Problem statement: Would you quote the material below in full and unchanged?

.....

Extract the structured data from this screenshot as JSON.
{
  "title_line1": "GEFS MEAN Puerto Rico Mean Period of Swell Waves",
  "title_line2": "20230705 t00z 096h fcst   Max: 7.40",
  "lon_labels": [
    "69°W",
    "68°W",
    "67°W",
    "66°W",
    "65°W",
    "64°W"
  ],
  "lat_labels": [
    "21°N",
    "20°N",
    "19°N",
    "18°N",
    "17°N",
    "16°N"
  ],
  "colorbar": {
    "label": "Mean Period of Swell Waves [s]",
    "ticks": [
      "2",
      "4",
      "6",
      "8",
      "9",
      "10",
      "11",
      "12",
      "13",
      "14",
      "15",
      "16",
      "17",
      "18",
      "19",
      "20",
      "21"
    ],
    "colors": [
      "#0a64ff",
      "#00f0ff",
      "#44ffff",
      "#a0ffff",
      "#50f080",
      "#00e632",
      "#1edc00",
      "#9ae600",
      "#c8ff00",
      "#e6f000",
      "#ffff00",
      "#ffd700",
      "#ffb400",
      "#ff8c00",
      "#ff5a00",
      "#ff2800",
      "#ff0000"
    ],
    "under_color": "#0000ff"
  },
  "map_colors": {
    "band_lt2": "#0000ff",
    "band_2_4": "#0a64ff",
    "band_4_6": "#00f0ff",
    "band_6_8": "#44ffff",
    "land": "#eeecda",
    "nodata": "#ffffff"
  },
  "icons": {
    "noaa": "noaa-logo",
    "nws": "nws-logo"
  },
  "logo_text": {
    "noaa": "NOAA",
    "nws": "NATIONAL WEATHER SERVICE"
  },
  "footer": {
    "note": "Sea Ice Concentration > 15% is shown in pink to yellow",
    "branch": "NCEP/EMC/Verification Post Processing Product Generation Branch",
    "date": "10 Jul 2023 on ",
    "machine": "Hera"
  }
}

.....

Task solution:
Extract the structured data from this screenshot as JSON.
{
  "title_line1": "GEFS MEAN Puerto Rico Mean Period of Swell Waves",
  "title_line2": "20230705 t00z 096h fcst   Max: 7.40",
  "lon_labels": [
    "69°W",
    "68°W",
    "67°W",
    "66°W",
    "65°W",
    "64°W"
  ],
  "lat_labels": [
    "21°N",
    "20°N",
    "19°N",
    "18°N",
    "17°N",
    "16°N"
  ],
  "colorbar": {
    "label": "Mean Period of Swell Waves [s]",
    "ticks": [
      "2",
      "4",
      "6",
      "8",
      "9",
      "10",
      "11",
      "12",
      "13",
      "14",
      "15",
      "16",
      "17",
      "18",
      "19",
      "20",
      "21"
    ],
    "colors": [
      "#0a64ff",
      "#00f0ff",
      "#44ffff",
      "#a0ffff",
      "#50f080",
      "#00e632",
      "#1edc00",
      "#9ae600",
      "#c8ff00",
      "#e6f000",
      "#ffff00",
      "#ffd700",
      "#ffb400",
      "#ff8c00",
      "#ff5a00",
      "#ff2800",
      "#ff0000"
    ],
    "under_color": "#0000ff"
  },
  "map_colors": {
    "band_lt2": "#0000ff",
    "band_2_4": "#0a64ff",
    "band_4_6": "#00f0ff",
    "band_6_8": "#44ffff",
    "land": "#eeecda",
    "nodata": "#ffffff"
  },
  "icons": {
    "noaa": "noaa-logo",
    "nws": "nws-logo"
  },
  "logo_text": {
    "noaa": "NOAA",
    "nws": "NATIONAL WEATHER SERVICE"
  },
  "footer": {
    "note": "Sea Ice Concentration > 15% is shown in pink to yellow",
    "branch": "NCEP/EMC/Verification Post Processing Product Generation Branch",
    "date": "10 Jul 2023 on ",
    "machine": "Hera"
  }
}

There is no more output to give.